## Objective
Check each line of the records below and collect those that include the word "PreLude".
-- START --
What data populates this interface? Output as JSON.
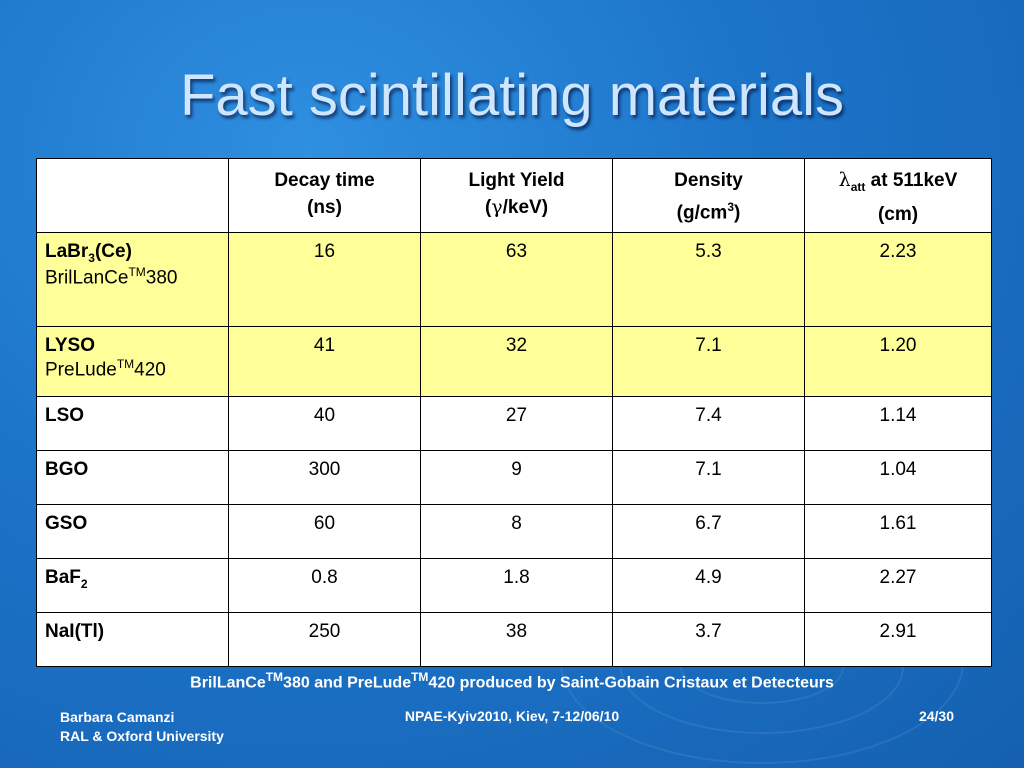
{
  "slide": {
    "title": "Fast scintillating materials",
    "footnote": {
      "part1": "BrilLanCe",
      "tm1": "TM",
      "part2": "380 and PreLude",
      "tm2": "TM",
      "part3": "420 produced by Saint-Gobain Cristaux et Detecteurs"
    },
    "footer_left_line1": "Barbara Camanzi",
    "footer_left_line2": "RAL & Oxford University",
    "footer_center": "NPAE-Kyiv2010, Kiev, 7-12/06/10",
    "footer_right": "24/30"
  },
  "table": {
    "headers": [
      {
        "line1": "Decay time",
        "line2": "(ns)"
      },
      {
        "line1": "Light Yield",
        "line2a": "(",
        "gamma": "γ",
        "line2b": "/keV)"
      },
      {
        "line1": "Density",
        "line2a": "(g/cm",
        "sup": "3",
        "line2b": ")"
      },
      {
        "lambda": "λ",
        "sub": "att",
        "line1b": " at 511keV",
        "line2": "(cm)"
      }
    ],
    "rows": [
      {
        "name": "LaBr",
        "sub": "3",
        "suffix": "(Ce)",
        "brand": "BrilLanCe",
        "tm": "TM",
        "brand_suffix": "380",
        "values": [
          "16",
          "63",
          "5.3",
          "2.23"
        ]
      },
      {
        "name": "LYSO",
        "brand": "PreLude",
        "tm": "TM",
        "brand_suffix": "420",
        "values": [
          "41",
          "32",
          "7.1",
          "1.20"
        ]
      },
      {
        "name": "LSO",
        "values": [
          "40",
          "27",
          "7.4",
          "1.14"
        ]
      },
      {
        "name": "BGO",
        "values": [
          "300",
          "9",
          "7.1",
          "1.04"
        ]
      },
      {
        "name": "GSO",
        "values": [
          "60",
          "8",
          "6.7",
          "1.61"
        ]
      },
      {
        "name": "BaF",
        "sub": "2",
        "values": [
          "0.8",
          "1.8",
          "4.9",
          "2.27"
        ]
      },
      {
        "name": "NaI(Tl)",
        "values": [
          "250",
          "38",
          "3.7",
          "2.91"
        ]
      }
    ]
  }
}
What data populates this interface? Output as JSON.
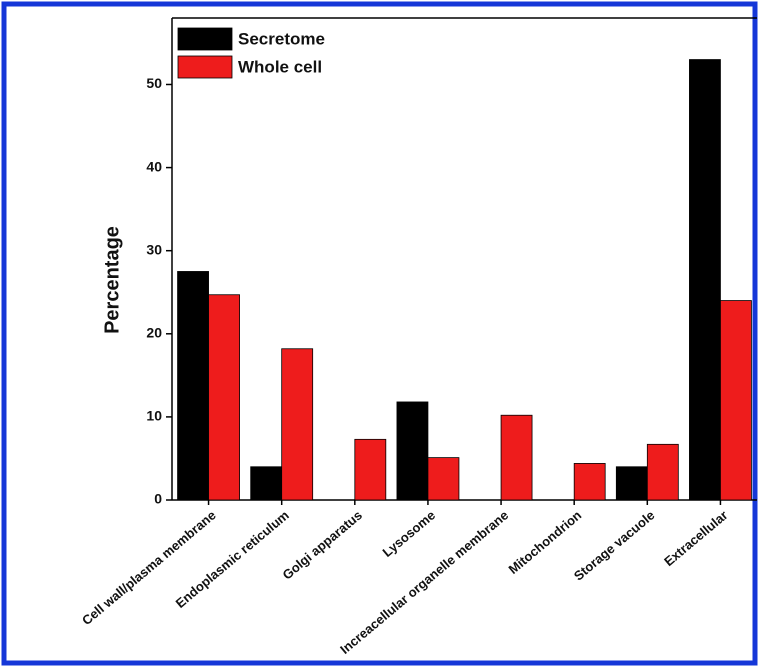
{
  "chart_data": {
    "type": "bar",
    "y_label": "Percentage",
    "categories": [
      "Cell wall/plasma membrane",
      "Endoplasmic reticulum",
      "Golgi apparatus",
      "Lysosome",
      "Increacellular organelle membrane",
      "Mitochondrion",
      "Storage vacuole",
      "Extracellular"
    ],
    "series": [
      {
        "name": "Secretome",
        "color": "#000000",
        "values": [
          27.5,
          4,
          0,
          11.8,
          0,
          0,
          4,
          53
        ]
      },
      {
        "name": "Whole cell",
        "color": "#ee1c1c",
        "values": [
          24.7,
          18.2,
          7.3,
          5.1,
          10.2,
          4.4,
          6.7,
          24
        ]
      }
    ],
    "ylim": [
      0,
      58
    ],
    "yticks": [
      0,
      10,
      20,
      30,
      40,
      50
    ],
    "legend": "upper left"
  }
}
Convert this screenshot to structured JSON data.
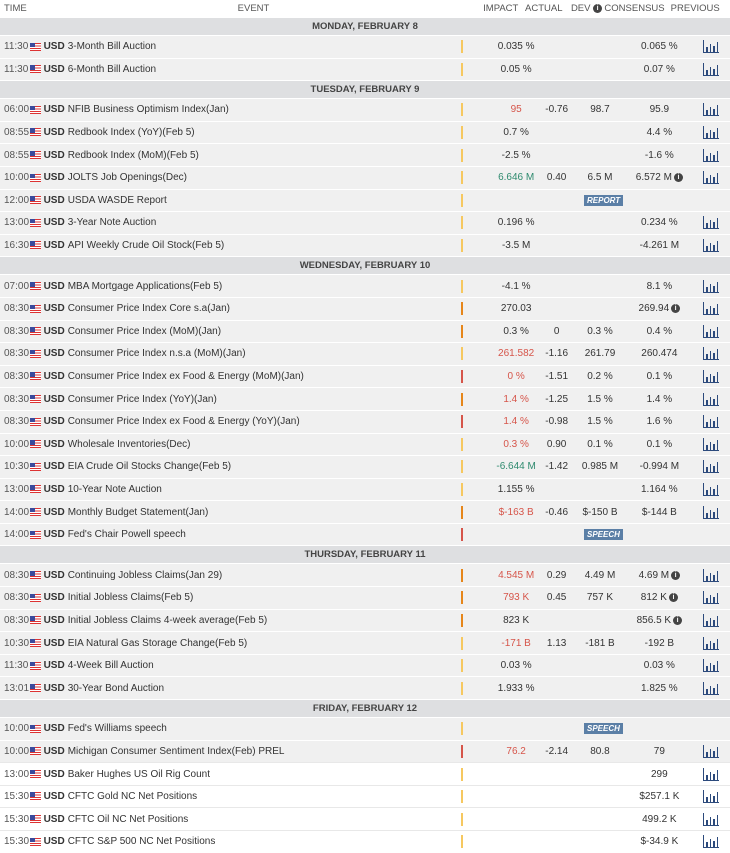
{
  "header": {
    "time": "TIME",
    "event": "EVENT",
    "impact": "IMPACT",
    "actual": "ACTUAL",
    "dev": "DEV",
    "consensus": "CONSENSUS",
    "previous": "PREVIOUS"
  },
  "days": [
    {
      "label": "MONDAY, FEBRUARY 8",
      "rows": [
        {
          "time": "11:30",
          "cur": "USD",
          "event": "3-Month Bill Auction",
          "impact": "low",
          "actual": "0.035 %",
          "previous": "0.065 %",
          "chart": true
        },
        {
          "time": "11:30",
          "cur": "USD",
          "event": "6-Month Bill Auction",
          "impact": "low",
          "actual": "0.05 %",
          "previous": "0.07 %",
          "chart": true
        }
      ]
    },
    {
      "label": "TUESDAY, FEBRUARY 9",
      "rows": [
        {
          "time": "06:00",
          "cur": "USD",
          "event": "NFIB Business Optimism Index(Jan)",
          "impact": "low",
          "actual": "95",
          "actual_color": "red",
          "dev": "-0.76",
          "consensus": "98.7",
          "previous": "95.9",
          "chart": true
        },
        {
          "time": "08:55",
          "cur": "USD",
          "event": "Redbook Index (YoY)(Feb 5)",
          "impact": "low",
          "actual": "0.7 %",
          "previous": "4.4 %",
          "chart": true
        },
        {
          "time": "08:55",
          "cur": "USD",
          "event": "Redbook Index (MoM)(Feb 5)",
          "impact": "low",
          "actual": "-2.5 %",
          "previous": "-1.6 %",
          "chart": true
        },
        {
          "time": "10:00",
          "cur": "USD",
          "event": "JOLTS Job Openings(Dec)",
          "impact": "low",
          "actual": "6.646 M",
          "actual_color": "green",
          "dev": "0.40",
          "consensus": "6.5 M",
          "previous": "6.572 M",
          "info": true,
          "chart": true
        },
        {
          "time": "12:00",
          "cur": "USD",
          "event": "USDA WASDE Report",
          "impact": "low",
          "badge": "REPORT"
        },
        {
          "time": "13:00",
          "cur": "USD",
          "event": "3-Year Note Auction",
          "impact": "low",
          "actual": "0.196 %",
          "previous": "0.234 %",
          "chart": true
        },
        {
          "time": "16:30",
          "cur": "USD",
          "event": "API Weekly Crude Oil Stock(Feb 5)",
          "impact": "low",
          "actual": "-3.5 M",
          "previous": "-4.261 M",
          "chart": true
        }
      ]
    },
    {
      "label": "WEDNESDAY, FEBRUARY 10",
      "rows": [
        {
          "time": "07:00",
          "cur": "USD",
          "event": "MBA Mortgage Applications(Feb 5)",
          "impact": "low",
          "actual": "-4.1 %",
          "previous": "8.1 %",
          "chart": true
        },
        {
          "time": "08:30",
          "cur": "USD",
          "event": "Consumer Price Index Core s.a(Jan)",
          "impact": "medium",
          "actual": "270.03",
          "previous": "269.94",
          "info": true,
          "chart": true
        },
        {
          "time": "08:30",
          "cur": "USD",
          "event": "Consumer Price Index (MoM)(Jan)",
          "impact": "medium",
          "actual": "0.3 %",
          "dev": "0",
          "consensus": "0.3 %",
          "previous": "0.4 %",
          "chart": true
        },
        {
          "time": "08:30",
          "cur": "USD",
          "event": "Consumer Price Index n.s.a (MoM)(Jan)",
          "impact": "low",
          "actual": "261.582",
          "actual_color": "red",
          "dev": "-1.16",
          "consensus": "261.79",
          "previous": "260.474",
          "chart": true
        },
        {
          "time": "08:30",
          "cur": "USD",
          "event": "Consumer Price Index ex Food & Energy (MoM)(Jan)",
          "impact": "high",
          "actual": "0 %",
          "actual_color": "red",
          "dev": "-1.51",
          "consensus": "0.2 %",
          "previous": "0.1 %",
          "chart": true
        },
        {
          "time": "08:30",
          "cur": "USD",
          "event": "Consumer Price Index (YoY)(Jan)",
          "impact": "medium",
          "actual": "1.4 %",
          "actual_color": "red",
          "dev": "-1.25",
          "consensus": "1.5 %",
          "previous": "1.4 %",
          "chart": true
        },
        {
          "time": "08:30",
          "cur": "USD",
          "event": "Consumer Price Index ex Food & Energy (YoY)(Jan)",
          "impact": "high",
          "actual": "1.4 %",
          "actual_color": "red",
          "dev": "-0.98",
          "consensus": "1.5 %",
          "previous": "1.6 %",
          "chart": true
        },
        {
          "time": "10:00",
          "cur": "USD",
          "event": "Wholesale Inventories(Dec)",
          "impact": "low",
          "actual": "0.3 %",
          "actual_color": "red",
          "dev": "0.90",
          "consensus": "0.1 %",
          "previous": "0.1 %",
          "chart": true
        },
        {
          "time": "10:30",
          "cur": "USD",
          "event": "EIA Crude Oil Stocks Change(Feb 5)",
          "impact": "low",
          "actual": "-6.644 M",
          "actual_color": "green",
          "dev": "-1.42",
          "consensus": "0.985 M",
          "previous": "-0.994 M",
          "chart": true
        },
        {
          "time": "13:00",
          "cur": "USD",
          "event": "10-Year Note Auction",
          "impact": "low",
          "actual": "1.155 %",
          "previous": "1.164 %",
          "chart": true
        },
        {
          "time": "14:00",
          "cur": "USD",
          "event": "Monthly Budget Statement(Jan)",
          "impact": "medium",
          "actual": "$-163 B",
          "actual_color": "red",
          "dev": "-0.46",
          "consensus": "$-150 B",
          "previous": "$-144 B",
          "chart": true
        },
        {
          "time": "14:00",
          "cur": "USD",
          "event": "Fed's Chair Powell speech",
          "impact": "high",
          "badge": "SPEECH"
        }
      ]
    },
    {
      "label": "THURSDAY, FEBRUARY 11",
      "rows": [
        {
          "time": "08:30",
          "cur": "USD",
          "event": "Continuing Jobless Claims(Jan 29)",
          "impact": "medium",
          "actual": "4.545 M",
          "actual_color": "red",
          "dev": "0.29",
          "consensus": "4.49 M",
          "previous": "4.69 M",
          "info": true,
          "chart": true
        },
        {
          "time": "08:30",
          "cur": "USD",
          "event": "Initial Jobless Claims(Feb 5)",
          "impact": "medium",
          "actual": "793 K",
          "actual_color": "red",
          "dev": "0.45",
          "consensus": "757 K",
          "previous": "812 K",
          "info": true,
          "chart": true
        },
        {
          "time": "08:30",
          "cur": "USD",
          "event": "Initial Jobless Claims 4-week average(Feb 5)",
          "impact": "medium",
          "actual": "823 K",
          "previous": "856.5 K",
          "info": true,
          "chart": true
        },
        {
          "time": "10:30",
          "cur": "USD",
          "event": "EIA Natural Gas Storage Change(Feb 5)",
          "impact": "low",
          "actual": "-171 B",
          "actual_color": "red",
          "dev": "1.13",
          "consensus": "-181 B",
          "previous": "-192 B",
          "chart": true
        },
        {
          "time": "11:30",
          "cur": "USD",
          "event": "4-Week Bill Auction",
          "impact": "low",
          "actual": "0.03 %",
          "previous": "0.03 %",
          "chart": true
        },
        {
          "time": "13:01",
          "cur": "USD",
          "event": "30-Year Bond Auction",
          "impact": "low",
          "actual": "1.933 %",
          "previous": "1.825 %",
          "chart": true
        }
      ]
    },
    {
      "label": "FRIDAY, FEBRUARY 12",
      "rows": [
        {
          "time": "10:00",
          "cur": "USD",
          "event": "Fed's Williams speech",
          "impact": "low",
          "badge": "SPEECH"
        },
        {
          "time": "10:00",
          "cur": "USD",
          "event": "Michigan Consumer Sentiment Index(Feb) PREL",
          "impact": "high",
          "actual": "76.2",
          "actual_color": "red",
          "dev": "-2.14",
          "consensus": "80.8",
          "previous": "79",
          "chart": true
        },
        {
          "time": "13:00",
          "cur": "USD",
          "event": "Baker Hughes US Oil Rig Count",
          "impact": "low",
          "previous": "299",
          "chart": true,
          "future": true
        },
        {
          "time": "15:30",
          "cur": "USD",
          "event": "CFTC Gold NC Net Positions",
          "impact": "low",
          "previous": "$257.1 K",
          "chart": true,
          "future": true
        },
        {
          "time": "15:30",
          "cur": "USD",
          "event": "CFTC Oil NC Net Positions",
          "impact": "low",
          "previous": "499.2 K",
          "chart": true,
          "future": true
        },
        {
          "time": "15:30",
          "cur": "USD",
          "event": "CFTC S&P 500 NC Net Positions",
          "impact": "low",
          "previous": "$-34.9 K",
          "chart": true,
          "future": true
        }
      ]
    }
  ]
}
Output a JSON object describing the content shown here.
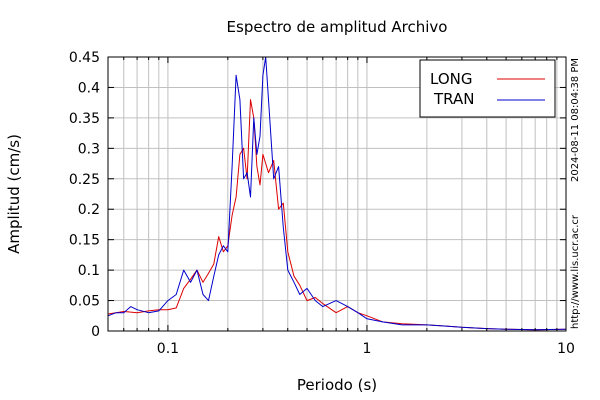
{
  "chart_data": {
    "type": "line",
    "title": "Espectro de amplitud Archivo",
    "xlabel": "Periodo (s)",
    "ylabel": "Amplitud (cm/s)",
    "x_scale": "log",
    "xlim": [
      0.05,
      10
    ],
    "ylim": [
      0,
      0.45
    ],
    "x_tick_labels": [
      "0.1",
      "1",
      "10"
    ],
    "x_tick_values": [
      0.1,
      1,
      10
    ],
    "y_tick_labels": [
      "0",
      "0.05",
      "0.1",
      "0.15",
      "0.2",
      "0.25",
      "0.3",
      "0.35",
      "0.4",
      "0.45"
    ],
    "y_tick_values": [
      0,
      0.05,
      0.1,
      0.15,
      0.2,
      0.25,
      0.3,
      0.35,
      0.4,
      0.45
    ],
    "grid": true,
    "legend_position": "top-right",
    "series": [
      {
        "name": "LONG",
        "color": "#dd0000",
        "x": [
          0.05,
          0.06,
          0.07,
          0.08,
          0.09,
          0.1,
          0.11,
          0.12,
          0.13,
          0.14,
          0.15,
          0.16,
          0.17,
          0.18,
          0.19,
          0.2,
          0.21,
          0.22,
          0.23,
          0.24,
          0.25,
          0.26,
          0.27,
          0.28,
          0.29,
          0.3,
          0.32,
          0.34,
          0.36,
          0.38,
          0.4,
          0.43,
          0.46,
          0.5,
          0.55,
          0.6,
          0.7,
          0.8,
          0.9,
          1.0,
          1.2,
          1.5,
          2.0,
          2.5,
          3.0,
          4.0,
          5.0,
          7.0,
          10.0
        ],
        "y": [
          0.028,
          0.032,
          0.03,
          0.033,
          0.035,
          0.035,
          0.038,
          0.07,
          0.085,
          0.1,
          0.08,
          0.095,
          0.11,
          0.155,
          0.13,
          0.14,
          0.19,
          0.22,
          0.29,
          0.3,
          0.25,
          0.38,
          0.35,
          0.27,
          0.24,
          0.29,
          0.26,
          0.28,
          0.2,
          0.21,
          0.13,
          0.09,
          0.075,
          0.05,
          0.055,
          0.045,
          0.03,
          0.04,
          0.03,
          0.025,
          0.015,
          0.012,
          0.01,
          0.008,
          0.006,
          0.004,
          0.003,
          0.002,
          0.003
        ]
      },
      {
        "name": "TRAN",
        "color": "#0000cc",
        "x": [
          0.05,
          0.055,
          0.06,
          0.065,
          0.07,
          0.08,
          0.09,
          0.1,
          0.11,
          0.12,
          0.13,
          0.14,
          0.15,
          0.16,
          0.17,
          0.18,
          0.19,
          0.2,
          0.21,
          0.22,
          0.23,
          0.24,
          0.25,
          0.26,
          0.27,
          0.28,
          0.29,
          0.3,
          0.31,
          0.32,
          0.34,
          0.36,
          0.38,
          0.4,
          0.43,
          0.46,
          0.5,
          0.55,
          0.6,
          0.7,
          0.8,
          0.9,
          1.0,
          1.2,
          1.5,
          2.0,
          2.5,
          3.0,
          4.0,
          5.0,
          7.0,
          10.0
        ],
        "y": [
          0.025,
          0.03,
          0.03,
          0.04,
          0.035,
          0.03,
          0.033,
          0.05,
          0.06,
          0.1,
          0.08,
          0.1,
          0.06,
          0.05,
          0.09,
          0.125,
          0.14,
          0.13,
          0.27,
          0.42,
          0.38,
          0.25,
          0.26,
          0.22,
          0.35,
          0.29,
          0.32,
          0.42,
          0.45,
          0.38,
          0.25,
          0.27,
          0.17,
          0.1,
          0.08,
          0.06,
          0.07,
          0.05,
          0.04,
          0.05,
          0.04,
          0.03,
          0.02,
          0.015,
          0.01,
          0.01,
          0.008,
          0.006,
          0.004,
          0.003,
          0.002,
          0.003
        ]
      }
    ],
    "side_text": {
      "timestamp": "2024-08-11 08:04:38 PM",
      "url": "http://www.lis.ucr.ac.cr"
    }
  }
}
-- END --
## Task result
      "part2": "380 and PreLude",
        "brand": "PreLude",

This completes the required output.